SHORT TASK - In the listing below, locate the lines bearing the word "color". Copy every one of them.

MATERIAL PROVIDED -
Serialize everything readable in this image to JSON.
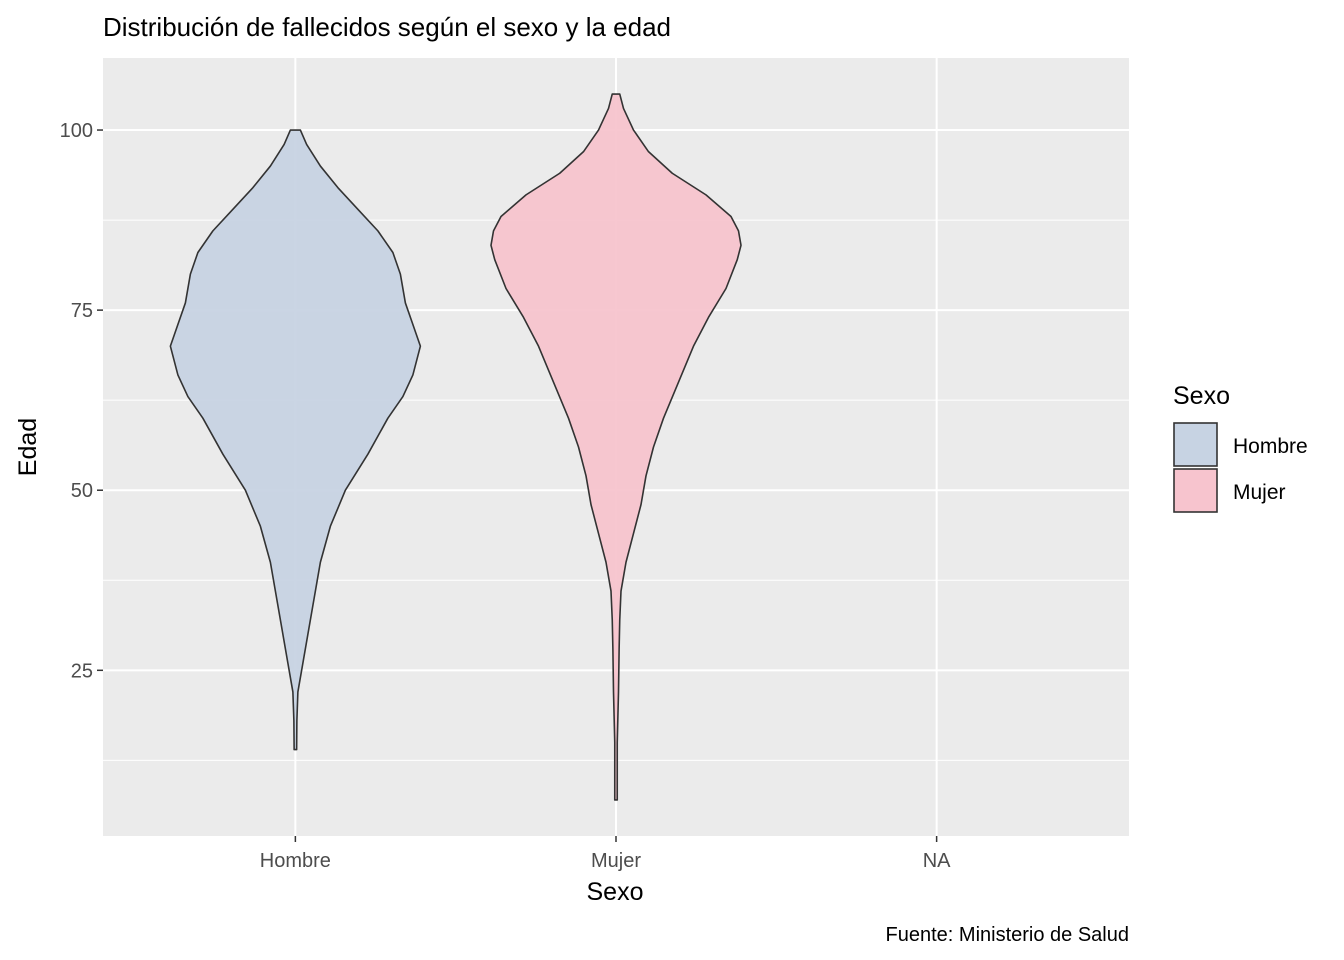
{
  "chart_data": {
    "type": "violin",
    "title": "Distribución de fallecidos según el sexo y la edad",
    "xlabel": "Sexo",
    "ylabel": "Edad",
    "caption": "Fuente: Ministerio de Salud",
    "categories": [
      "Hombre",
      "Mujer",
      "NA"
    ],
    "ylim": [
      2,
      110
    ],
    "yticks": [
      25,
      50,
      75,
      100
    ],
    "grid": true,
    "legend": {
      "title": "Sexo",
      "position": "right",
      "entries": [
        {
          "label": "Hombre",
          "color": "#c7d3e3"
        },
        {
          "label": "Mujer",
          "color": "#f7c4ce"
        }
      ]
    },
    "series": [
      {
        "category": "Hombre",
        "color": "#c7d3e3",
        "min": 14,
        "max": 100,
        "density": [
          [
            14,
            0.01
          ],
          [
            18,
            0.012
          ],
          [
            22,
            0.02
          ],
          [
            26,
            0.06
          ],
          [
            30,
            0.1
          ],
          [
            35,
            0.15
          ],
          [
            40,
            0.2
          ],
          [
            45,
            0.28
          ],
          [
            50,
            0.4
          ],
          [
            55,
            0.58
          ],
          [
            60,
            0.74
          ],
          [
            63,
            0.86
          ],
          [
            66,
            0.94
          ],
          [
            70,
            1.0
          ],
          [
            73,
            0.94
          ],
          [
            76,
            0.88
          ],
          [
            80,
            0.84
          ],
          [
            83,
            0.78
          ],
          [
            86,
            0.66
          ],
          [
            89,
            0.5
          ],
          [
            92,
            0.34
          ],
          [
            95,
            0.2
          ],
          [
            98,
            0.09
          ],
          [
            100,
            0.04
          ]
        ]
      },
      {
        "category": "Mujer",
        "color": "#f7c4ce",
        "min": 7,
        "max": 105,
        "density": [
          [
            7,
            0.01
          ],
          [
            15,
            0.01
          ],
          [
            22,
            0.02
          ],
          [
            28,
            0.025
          ],
          [
            32,
            0.03
          ],
          [
            36,
            0.04
          ],
          [
            40,
            0.08
          ],
          [
            44,
            0.14
          ],
          [
            48,
            0.2
          ],
          [
            52,
            0.24
          ],
          [
            56,
            0.3
          ],
          [
            60,
            0.38
          ],
          [
            65,
            0.5
          ],
          [
            70,
            0.62
          ],
          [
            74,
            0.74
          ],
          [
            78,
            0.88
          ],
          [
            82,
            0.97
          ],
          [
            84,
            1.0
          ],
          [
            86,
            0.98
          ],
          [
            88,
            0.92
          ],
          [
            91,
            0.72
          ],
          [
            94,
            0.45
          ],
          [
            97,
            0.26
          ],
          [
            100,
            0.14
          ],
          [
            103,
            0.06
          ],
          [
            105,
            0.03
          ]
        ]
      }
    ]
  }
}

FINISHED ANSWER -
          "color": "#c7d3e3"
          "color": "#f7c4ce"
        "color": "#c7d3e3",
        "color": "#f7c4ce",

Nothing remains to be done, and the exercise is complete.